EXTRACTED DATA:
START

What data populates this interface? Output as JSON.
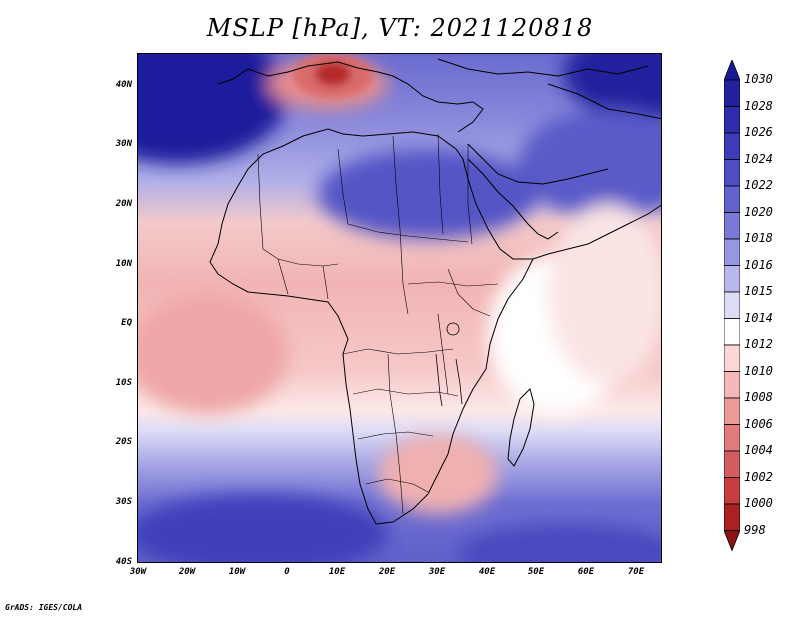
{
  "title": "MSLP [hPa], VT: 2021120818",
  "credit": "GrADS: IGES/COLA",
  "latitude_labels": [
    "40N",
    "30N",
    "20N",
    "10N",
    "EQ",
    "10S",
    "20S",
    "30S",
    "40S"
  ],
  "longitude_labels": [
    "30W",
    "20W",
    "10W",
    "0",
    "10E",
    "20E",
    "30E",
    "40E",
    "50E",
    "60E",
    "70E"
  ],
  "colorbar": {
    "levels": [
      "1030",
      "1028",
      "1026",
      "1024",
      "1022",
      "1020",
      "1018",
      "1016",
      "1015",
      "1014",
      "1012",
      "1010",
      "1008",
      "1006",
      "1004",
      "1002",
      "1000",
      "998"
    ],
    "colors": [
      "#1a1a96",
      "#22229f",
      "#2d2dae",
      "#3c3cba",
      "#4d4dc4",
      "#6262cd",
      "#7a7ad6",
      "#9797e1",
      "#b8b8ec",
      "#dcdcf6",
      "#ffffff",
      "#fbd6d6",
      "#f4b8b8",
      "#ec9a9a",
      "#e27c7c",
      "#d45c5c",
      "#c63e3e",
      "#a82222",
      "#8c1414"
    ]
  }
}
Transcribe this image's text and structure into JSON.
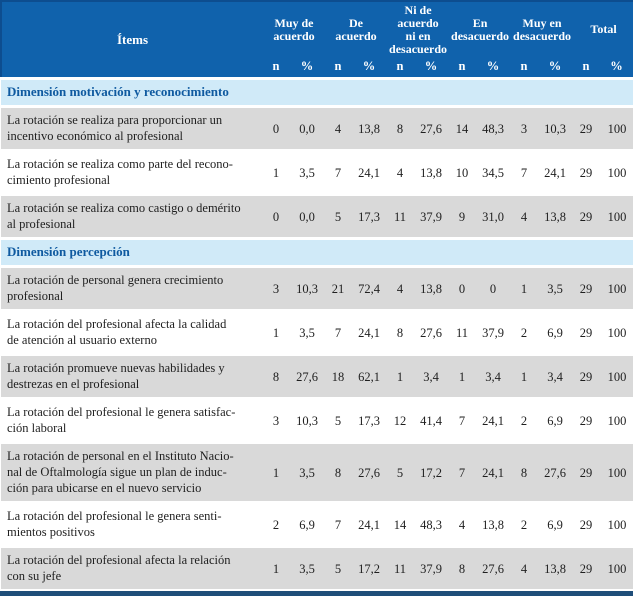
{
  "colors": {
    "header_bg": "#1062AC",
    "header_border": "#0D4D8F",
    "header_text": "#FFFFFF",
    "section_bg": "#D0EAF8",
    "section_text": "#0F5AA0",
    "row_alt_bg": "#D9D9D9",
    "row_bg": "#FFFFFF",
    "body_text": "#1F1F1F",
    "bottom_bar": "#1F4E79"
  },
  "header": {
    "items_label": "Ítems",
    "groups": [
      {
        "label": "Muy de\nacuerdo"
      },
      {
        "label": "De\nacuerdo"
      },
      {
        "label": "Ni de\nacuerdo\nni en\ndesacuerdo"
      },
      {
        "label": "En\ndesacuerdo"
      },
      {
        "label": "Muy en\ndesacuerdo"
      },
      {
        "label": "Total"
      }
    ],
    "n_label": "n",
    "pct_label": "%"
  },
  "sections": [
    {
      "title": "Dimensión motivación y reconocimiento",
      "rows": [
        {
          "item": "La rotación se realiza para proporcionar un\nincentivo económico al profesional",
          "values": [
            "0",
            "0,0",
            "4",
            "13,8",
            "8",
            "27,6",
            "14",
            "48,3",
            "3",
            "10,3",
            "29",
            "100"
          ]
        },
        {
          "item": "La rotación se realiza como parte del recono-\ncimiento profesional",
          "values": [
            "1",
            "3,5",
            "7",
            "24,1",
            "4",
            "13,8",
            "10",
            "34,5",
            "7",
            "24,1",
            "29",
            "100"
          ]
        },
        {
          "item": "La rotación se realiza como castigo o demérito\nal profesional",
          "values": [
            "0",
            "0,0",
            "5",
            "17,3",
            "11",
            "37,9",
            "9",
            "31,0",
            "4",
            "13,8",
            "29",
            "100"
          ]
        }
      ]
    },
    {
      "title": "Dimensión percepción",
      "rows": [
        {
          "item": "La rotación de personal genera crecimiento\nprofesional",
          "values": [
            "3",
            "10,3",
            "21",
            "72,4",
            "4",
            "13,8",
            "0",
            "0",
            "1",
            "3,5",
            "29",
            "100"
          ]
        },
        {
          "item": "La rotación del profesional afecta la calidad\nde atención al usuario externo",
          "values": [
            "1",
            "3,5",
            "7",
            "24,1",
            "8",
            "27,6",
            "11",
            "37,9",
            "2",
            "6,9",
            "29",
            "100"
          ]
        },
        {
          "item": "La rotación promueve nuevas habilidades y\ndestrezas en el profesional",
          "values": [
            "8",
            "27,6",
            "18",
            "62,1",
            "1",
            "3,4",
            "1",
            "3,4",
            "1",
            "3,4",
            "29",
            "100"
          ]
        },
        {
          "item": "La rotación del profesional le genera satisfac-\nción laboral",
          "values": [
            "3",
            "10,3",
            "5",
            "17,3",
            "12",
            "41,4",
            "7",
            "24,1",
            "2",
            "6,9",
            "29",
            "100"
          ]
        },
        {
          "item": "La rotación de personal en el Instituto Nacio-\nnal de Oftalmología sigue un plan de induc-\nción para ubicarse en el nuevo servicio",
          "values": [
            "1",
            "3,5",
            "8",
            "27,6",
            "5",
            "17,2",
            "7",
            "24,1",
            "8",
            "27,6",
            "29",
            "100"
          ]
        },
        {
          "item": "La rotación del profesional le genera senti-\nmientos positivos",
          "values": [
            "2",
            "6,9",
            "7",
            "24,1",
            "14",
            "48,3",
            "4",
            "13,8",
            "2",
            "6,9",
            "29",
            "100"
          ]
        },
        {
          "item": "La rotación del profesional afecta la relación\ncon su jefe",
          "values": [
            "1",
            "3,5",
            "5",
            "17,2",
            "11",
            "37,9",
            "8",
            "27,6",
            "4",
            "13,8",
            "29",
            "100"
          ]
        }
      ]
    }
  ]
}
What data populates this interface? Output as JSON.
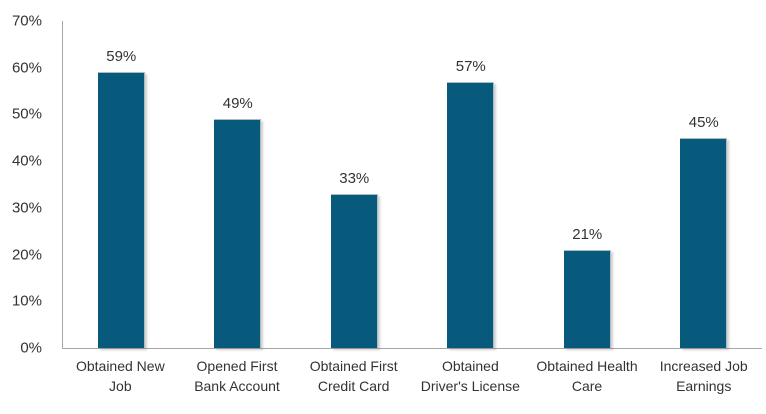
{
  "chart_data": {
    "type": "bar",
    "title": "",
    "xlabel": "",
    "ylabel": "",
    "categories": [
      "Obtained New Job",
      "Opened First Bank Account",
      "Obtained First Credit Card",
      "Obtained Driver's License",
      "Obtained Health Care",
      "Increased Job Earnings"
    ],
    "categories_display": [
      "Obtained New\nJob",
      "Opened First\nBank Account",
      "Obtained First\nCredit Card",
      "Obtained\nDriver's License",
      "Obtained Health\nCare",
      "Increased Job\nEarnings"
    ],
    "values": [
      59,
      49,
      33,
      57,
      21,
      45
    ],
    "data_labels": [
      "59%",
      "49%",
      "33%",
      "57%",
      "21%",
      "45%"
    ],
    "ylim": [
      0,
      70
    ],
    "y_ticks": [
      "0%",
      "10%",
      "20%",
      "30%",
      "40%",
      "50%",
      "60%",
      "70%"
    ],
    "grid": false,
    "legend": "none",
    "colors": {
      "bar": "#075A7C",
      "axis": "#A6A6A6",
      "text": "#333333"
    }
  }
}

END

PROBLEM: Show every line that contains the word "personal".

OUTPUT OF THE TASK:
          "item": "La rotación de personal genera crecimiento\nprofesional",
          "item": "La rotación de personal en el Instituto Nacio-\nnal de Oftalmología sigue un plan de induc-\nción para ubicarse en el nuevo servicio",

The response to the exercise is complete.